Problem to work on: Repeat each record exactly as written, and drop any images.

Data rows:
---

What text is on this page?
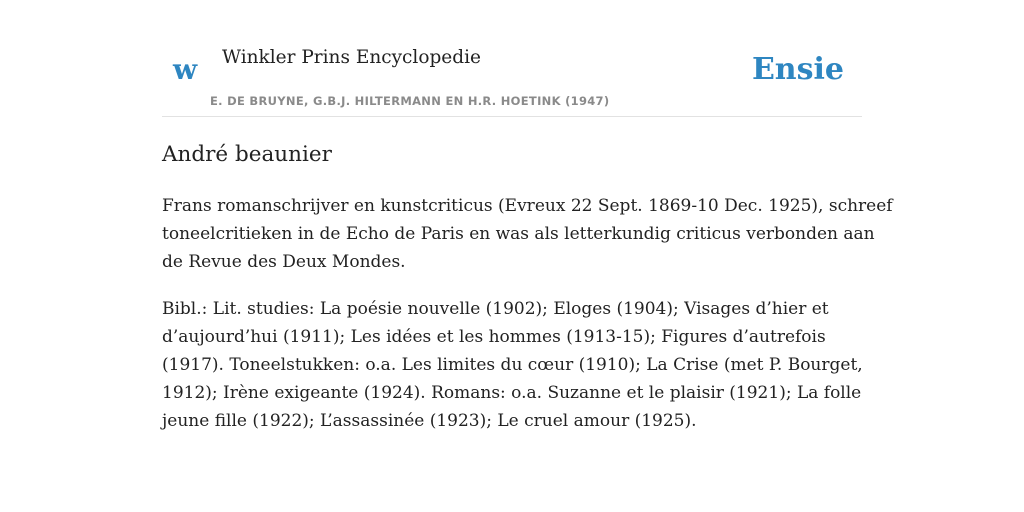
w Winkler Prins Encyclopedie
E. DE BRUYNE, G.B.J. HILTERMANN EN H.R. HOETINK (1947)
Ensie
André beaunier

Frans romanschrijver en kunstcriticus (Evreux 22 Sept. 1869-10 Dec. 1925), schreef
toneelcritieken in de Echo de Paris en was als letterkundig criticus verbonden aan
de Revue des Deux Mondes.

Bibl.: Lit. studies: La poésie nouvelle (1902); Eloges (1904); Visages d’hier et
d’aujourd’hui (1911); Les idées et les hommes (1913-15); Figures d’autrefois
(1917). Toneelstukken: o.a. Les limites du cœur (1910); La Crise (met P. Bourget,
1912); Irène exigeante (1924). Romans: o.a. Suzanne et le plaisir (1921); La folle
jeune fille (1922); L’assassinée (1923); Le cruel amour (1925).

---

Correct response:
What text is on this page?
w Winkler Prins Encyclopedie
E. DE BRUYNE, G.B.J. HILTERMANN EN H.R. HOETINK (1947)
Ensie
André beaunier

Frans romanschrijver en kunstcriticus (Evreux 22 Sept. 1869-10 Dec. 1925), schreef
toneelcritieken in de Echo de Paris en was als letterkundig criticus verbonden aan
de Revue des Deux Mondes.

Bibl.: Lit. studies: La poésie nouvelle (1902); Eloges (1904); Visages d’hier et
d’aujourd’hui (1911); Les idées et les hommes (1913-15); Figures d’autrefois
(1917). Toneelstukken: o.a. Les limites du cœur (1910); La Crise (met P. Bourget,
1912); Irène exigeante (1924). Romans: o.a. Suzanne et le plaisir (1921); La folle
jeune fille (1922); L’assassinée (1923); Le cruel amour (1925).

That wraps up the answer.